Work to do >>
Find how many lines in the material contain "title"; your answer should be that number alone.

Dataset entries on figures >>
Start
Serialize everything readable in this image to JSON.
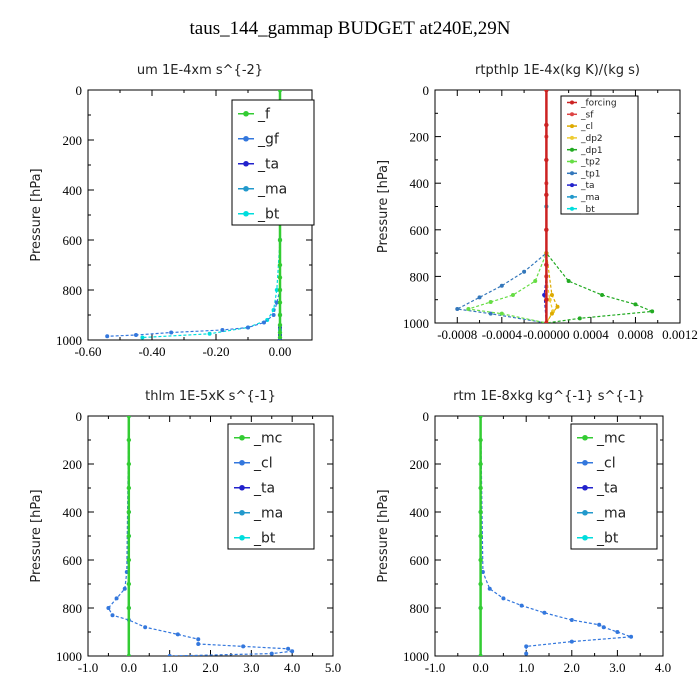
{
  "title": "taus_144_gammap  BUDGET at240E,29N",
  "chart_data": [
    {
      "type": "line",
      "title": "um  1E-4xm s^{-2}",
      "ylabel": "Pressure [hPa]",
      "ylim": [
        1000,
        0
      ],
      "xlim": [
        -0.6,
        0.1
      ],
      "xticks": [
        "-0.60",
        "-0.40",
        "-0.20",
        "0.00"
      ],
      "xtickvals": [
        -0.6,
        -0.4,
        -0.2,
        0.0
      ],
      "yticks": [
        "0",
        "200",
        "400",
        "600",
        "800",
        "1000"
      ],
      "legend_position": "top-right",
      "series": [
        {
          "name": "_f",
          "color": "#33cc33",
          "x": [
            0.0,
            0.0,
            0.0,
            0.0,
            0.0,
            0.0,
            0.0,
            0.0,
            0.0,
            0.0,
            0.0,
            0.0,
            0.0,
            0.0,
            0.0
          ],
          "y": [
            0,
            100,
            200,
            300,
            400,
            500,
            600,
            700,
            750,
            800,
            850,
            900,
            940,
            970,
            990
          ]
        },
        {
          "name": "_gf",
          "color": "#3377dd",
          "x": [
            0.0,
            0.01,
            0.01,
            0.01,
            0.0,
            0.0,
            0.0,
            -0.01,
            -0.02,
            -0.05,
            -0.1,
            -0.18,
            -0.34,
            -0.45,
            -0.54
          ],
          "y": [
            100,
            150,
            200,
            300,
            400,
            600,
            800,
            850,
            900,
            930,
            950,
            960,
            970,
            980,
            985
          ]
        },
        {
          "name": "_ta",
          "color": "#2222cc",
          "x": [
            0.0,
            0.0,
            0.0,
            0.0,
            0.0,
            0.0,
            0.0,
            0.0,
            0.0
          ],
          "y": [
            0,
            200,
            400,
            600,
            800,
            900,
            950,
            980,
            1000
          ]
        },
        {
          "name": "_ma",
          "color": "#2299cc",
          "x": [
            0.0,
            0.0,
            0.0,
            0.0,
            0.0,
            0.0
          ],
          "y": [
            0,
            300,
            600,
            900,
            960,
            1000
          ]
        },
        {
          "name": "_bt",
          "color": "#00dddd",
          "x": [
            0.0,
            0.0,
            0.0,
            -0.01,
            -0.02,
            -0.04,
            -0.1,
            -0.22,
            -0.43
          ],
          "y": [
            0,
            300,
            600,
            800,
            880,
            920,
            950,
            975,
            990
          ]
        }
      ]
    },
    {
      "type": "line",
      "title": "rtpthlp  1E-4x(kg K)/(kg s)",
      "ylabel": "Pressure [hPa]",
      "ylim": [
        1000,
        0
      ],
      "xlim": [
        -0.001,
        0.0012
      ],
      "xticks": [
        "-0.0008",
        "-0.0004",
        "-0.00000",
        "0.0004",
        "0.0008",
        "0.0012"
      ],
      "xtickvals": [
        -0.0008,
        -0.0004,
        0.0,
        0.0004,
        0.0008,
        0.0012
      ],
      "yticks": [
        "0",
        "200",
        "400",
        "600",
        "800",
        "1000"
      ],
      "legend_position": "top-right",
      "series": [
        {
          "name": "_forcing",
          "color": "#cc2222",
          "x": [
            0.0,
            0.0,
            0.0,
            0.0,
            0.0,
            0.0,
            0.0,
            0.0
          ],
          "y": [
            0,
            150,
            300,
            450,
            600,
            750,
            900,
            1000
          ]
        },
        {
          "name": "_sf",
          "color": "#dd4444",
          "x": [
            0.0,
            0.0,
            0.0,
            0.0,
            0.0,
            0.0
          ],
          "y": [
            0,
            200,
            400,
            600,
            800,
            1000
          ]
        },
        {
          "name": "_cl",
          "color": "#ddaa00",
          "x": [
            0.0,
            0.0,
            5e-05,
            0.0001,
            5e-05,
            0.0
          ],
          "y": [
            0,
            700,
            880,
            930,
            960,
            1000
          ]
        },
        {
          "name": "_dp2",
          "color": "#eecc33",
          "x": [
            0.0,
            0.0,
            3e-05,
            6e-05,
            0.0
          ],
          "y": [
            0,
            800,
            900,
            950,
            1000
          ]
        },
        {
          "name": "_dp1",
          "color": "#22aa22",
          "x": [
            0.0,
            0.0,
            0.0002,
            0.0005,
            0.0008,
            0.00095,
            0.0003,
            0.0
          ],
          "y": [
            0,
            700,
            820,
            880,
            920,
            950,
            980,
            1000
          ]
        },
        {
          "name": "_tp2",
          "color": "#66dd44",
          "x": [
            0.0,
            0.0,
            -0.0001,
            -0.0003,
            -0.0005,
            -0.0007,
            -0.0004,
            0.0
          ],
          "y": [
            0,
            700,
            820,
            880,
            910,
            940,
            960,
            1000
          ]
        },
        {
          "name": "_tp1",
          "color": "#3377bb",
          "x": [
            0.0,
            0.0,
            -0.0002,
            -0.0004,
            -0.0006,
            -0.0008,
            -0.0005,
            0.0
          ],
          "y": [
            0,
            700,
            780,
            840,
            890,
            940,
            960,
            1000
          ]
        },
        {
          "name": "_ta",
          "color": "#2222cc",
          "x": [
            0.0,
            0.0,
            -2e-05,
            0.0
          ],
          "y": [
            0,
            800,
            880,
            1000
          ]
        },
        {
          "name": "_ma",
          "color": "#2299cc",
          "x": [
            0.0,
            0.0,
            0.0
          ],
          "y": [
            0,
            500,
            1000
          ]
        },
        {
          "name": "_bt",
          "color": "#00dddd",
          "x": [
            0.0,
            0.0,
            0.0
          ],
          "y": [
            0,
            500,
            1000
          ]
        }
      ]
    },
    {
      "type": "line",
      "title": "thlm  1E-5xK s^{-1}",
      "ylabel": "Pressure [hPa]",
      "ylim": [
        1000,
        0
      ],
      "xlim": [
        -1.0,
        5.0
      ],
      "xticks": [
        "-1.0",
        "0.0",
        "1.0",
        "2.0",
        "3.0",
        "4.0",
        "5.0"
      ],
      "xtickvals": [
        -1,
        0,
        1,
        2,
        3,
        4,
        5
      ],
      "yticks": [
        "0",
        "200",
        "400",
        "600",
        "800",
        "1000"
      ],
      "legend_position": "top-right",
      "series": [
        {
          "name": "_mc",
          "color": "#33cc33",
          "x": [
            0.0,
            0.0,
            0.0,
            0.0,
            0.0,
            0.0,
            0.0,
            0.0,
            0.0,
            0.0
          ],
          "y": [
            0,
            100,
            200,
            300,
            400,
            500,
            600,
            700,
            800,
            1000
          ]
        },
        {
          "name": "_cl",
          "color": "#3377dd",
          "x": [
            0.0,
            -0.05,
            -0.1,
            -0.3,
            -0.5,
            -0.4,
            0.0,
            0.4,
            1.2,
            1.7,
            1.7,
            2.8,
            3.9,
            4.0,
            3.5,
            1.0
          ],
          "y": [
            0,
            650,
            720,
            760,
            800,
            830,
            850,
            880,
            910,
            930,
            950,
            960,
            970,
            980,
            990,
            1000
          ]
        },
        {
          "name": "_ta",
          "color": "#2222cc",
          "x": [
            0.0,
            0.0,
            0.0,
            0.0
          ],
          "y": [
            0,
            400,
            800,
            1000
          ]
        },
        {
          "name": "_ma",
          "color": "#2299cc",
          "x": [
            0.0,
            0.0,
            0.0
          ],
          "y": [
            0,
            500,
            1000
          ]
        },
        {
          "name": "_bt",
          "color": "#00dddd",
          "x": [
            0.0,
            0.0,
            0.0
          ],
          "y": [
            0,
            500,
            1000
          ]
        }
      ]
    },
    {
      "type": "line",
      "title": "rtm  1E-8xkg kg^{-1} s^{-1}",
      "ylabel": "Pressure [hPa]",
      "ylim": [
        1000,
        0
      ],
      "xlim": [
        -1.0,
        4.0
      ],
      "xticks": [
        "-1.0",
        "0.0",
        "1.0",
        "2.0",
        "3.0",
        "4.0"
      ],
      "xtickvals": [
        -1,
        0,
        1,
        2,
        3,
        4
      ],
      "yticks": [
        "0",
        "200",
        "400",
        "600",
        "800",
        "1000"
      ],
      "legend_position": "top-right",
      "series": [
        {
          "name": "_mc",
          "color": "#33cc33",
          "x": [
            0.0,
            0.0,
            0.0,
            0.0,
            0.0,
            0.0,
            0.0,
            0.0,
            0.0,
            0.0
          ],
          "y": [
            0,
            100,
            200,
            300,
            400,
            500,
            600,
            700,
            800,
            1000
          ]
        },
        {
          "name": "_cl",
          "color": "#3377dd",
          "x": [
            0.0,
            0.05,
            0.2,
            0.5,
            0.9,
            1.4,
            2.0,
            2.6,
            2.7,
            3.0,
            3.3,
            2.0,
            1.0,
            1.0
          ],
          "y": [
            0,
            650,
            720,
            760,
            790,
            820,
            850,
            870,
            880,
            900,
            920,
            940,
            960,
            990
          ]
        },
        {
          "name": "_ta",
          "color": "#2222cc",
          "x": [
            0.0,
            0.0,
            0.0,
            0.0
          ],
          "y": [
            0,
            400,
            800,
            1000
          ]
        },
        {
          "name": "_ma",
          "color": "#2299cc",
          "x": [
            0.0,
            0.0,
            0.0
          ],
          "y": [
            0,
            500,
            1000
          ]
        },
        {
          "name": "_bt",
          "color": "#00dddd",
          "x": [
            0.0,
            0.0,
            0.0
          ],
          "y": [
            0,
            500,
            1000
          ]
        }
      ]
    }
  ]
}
End
Task answer >>
5